GOAL =>
Provide the data again in its entirety, exactly as given.

EXTRACTED INFORMATION =>

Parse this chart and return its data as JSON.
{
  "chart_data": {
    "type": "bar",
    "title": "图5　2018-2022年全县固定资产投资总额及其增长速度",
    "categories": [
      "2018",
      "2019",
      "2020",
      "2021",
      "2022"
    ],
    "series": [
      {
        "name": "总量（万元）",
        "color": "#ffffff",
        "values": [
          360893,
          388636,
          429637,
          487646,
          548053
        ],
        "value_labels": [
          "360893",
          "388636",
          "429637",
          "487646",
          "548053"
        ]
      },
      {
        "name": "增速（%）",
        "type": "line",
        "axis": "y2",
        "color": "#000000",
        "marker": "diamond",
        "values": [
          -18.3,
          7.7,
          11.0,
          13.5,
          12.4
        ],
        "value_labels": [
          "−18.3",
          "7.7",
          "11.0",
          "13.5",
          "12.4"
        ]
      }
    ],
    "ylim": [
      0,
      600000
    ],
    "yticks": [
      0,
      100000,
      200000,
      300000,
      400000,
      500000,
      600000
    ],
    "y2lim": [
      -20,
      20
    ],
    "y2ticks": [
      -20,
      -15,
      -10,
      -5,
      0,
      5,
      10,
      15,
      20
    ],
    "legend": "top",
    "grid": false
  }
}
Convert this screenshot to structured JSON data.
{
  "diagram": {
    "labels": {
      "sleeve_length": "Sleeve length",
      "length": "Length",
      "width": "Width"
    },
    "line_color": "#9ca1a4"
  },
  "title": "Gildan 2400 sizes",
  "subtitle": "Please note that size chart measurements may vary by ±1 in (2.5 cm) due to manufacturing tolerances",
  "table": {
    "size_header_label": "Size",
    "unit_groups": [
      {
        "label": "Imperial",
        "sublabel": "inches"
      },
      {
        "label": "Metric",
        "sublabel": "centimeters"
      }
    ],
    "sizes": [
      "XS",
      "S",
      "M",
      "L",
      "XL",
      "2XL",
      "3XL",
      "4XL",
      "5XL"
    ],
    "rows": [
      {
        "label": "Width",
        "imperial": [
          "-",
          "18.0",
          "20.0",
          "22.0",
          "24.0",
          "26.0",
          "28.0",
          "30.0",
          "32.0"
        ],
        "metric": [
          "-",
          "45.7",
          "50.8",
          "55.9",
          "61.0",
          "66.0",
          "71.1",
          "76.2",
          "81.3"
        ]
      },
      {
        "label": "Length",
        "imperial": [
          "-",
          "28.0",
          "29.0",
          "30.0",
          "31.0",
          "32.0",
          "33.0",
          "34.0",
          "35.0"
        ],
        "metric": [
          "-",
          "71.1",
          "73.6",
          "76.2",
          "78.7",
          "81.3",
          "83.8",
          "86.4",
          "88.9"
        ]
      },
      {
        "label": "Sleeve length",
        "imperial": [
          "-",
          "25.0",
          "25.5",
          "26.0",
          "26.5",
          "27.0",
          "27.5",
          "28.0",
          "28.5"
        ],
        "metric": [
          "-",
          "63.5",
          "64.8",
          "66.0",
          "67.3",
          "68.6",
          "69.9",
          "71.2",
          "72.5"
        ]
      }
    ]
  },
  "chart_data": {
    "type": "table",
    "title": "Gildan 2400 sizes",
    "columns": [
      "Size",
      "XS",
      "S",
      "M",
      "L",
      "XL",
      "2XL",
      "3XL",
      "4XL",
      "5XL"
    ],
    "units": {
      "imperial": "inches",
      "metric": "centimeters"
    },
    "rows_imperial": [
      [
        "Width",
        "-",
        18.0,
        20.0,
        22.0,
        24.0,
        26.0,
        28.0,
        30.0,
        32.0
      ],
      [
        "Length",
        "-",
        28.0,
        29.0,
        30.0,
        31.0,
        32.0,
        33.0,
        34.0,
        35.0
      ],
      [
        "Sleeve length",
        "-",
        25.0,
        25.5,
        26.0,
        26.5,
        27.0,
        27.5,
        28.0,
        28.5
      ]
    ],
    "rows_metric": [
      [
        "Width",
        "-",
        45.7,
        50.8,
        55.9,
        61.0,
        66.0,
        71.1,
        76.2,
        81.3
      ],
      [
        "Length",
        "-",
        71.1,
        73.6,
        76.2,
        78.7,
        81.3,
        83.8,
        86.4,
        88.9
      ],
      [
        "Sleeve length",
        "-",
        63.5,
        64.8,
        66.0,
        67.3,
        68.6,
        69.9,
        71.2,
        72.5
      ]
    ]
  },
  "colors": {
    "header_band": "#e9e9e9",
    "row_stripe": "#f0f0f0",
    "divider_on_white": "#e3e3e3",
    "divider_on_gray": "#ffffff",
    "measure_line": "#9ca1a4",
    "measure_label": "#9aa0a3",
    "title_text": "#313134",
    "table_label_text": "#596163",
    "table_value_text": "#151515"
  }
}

EXERCISE OUTPUT =>
Parse this chart and return its data as JSON.
{
  "chart_data": {
    "type": "bar",
    "title": "图5　2018-2022年全县固定资产投资总额及其增长速度",
    "categories": [
      "2018",
      "2019",
      "2020",
      "2021",
      "2022"
    ],
    "series": [
      {
        "name": "总量（万元）",
        "color": "#ffffff",
        "values": [
          360893,
          388636,
          429637,
          487646,
          548053
        ],
        "value_labels": [
          "360893",
          "388636",
          "429637",
          "487646",
          "548053"
        ]
      },
      {
        "name": "增速（%）",
        "type": "line",
        "axis": "y2",
        "color": "#000000",
        "marker": "diamond",
        "values": [
          -18.3,
          7.7,
          11.0,
          13.5,
          12.4
        ],
        "value_labels": [
          "−18.3",
          "7.7",
          "11.0",
          "13.5",
          "12.4"
        ]
      }
    ],
    "ylim": [
      0,
      600000
    ],
    "yticks": [
      0,
      100000,
      200000,
      300000,
      400000,
      500000,
      600000
    ],
    "y2lim": [
      -20,
      20
    ],
    "y2ticks": [
      -20,
      -15,
      -10,
      -5,
      0,
      5,
      10,
      15,
      20
    ],
    "legend": "top",
    "grid": false
  }
}
Convert this screenshot to structured JSON data.
{
  "diagram": {
    "labels": {
      "sleeve_length": "Sleeve length",
      "length": "Length",
      "width": "Width"
    },
    "line_color": "#9ca1a4"
  },
  "title": "Gildan 2400 sizes",
  "subtitle": "Please note that size chart measurements may vary by ±1 in (2.5 cm) due to manufacturing tolerances",
  "table": {
    "size_header_label": "Size",
    "unit_groups": [
      {
        "label": "Imperial",
        "sublabel": "inches"
      },
      {
        "label": "Metric",
        "sublabel": "centimeters"
      }
    ],
    "sizes": [
      "XS",
      "S",
      "M",
      "L",
      "XL",
      "2XL",
      "3XL",
      "4XL",
      "5XL"
    ],
    "rows": [
      {
        "label": "Width",
        "imperial": [
          "-",
          "18.0",
          "20.0",
          "22.0",
          "24.0",
          "26.0",
          "28.0",
          "30.0",
          "32.0"
        ],
        "metric": [
          "-",
          "45.7",
          "50.8",
          "55.9",
          "61.0",
          "66.0",
          "71.1",
          "76.2",
          "81.3"
        ]
      },
      {
        "label": "Length",
        "imperial": [
          "-",
          "28.0",
          "29.0",
          "30.0",
          "31.0",
          "32.0",
          "33.0",
          "34.0",
          "35.0"
        ],
        "metric": [
          "-",
          "71.1",
          "73.6",
          "76.2",
          "78.7",
          "81.3",
          "83.8",
          "86.4",
          "88.9"
        ]
      },
      {
        "label": "Sleeve length",
        "imperial": [
          "-",
          "25.0",
          "25.5",
          "26.0",
          "26.5",
          "27.0",
          "27.5",
          "28.0",
          "28.5"
        ],
        "metric": [
          "-",
          "63.5",
          "64.8",
          "66.0",
          "67.3",
          "68.6",
          "69.9",
          "71.2",
          "72.5"
        ]
      }
    ]
  },
  "chart_data": {
    "type": "table",
    "title": "Gildan 2400 sizes",
    "columns": [
      "Size",
      "XS",
      "S",
      "M",
      "L",
      "XL",
      "2XL",
      "3XL",
      "4XL",
      "5XL"
    ],
    "units": {
      "imperial": "inches",
      "metric": "centimeters"
    },
    "rows_imperial": [
      [
        "Width",
        "-",
        18.0,
        20.0,
        22.0,
        24.0,
        26.0,
        28.0,
        30.0,
        32.0
      ],
      [
        "Length",
        "-",
        28.0,
        29.0,
        30.0,
        31.0,
        32.0,
        33.0,
        34.0,
        35.0
      ],
      [
        "Sleeve length",
        "-",
        25.0,
        25.5,
        26.0,
        26.5,
        27.0,
        27.5,
        28.0,
        28.5
      ]
    ],
    "rows_metric": [
      [
        "Width",
        "-",
        45.7,
        50.8,
        55.9,
        61.0,
        66.0,
        71.1,
        76.2,
        81.3
      ],
      [
        "Length",
        "-",
        71.1,
        73.6,
        76.2,
        78.7,
        81.3,
        83.8,
        86.4,
        88.9
      ],
      [
        "Sleeve length",
        "-",
        63.5,
        64.8,
        66.0,
        67.3,
        68.6,
        69.9,
        71.2,
        72.5
      ]
    ]
  },
  "colors": {
    "header_band": "#e9e9e9",
    "row_stripe": "#f0f0f0",
    "divider_on_white": "#e3e3e3",
    "divider_on_gray": "#ffffff",
    "measure_line": "#9ca1a4",
    "measure_label": "#9aa0a3",
    "title_text": "#313134",
    "table_label_text": "#596163",
    "table_value_text": "#151515"
  }
}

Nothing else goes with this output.